> **Collected data entries**:
──────

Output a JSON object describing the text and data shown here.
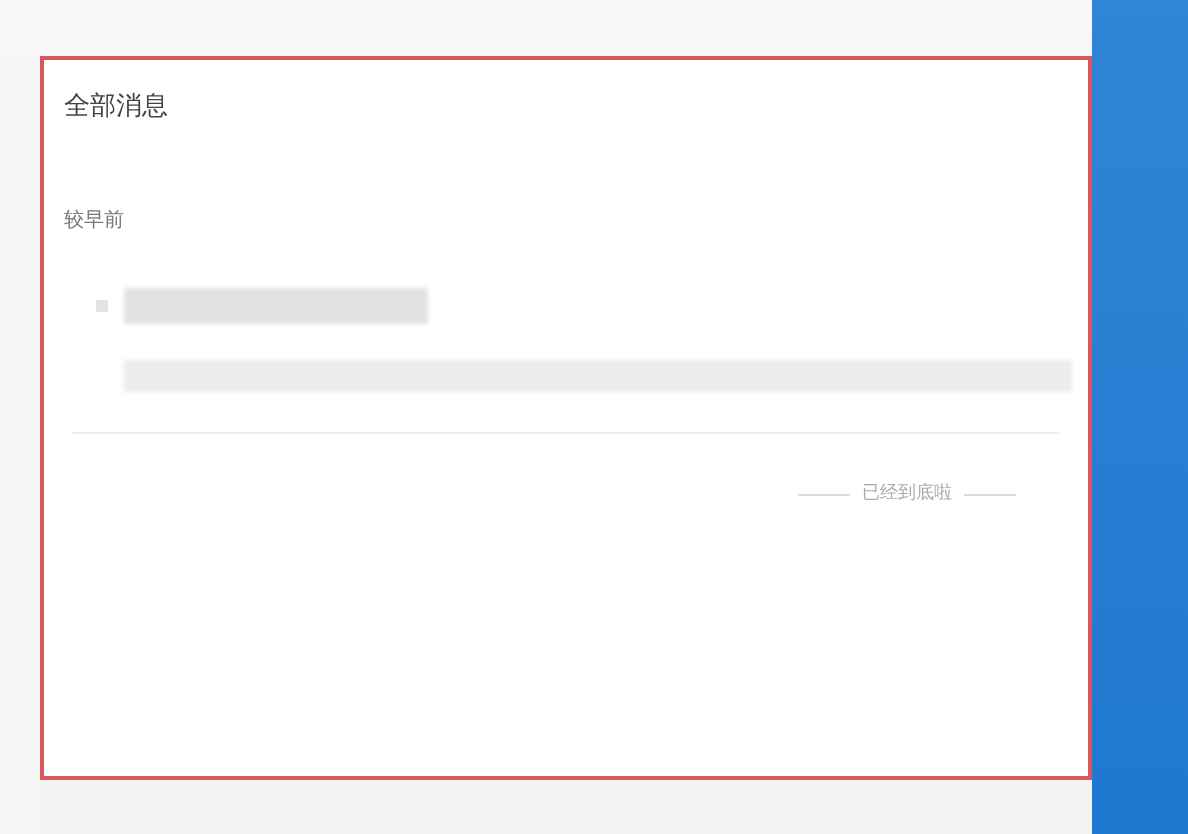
{
  "panel": {
    "title": "全部消息",
    "highlighted": true
  },
  "section": {
    "heading": "较早前"
  },
  "messages": [
    {
      "unread": true
    }
  ],
  "end_note": "已经到底啦"
}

──────

> **Exercise prompt**: Skip every picture and transcribe the data above exactly.

> **Result for this exercise**:
Output a JSON object describing the text and data shown here.
{
  "panel": {
    "title": "全部消息",
    "highlighted": true
  },
  "section": {
    "heading": "较早前"
  },
  "messages": [
    {
      "unread": true
    }
  ],
  "end_note": "已经到底啦"
}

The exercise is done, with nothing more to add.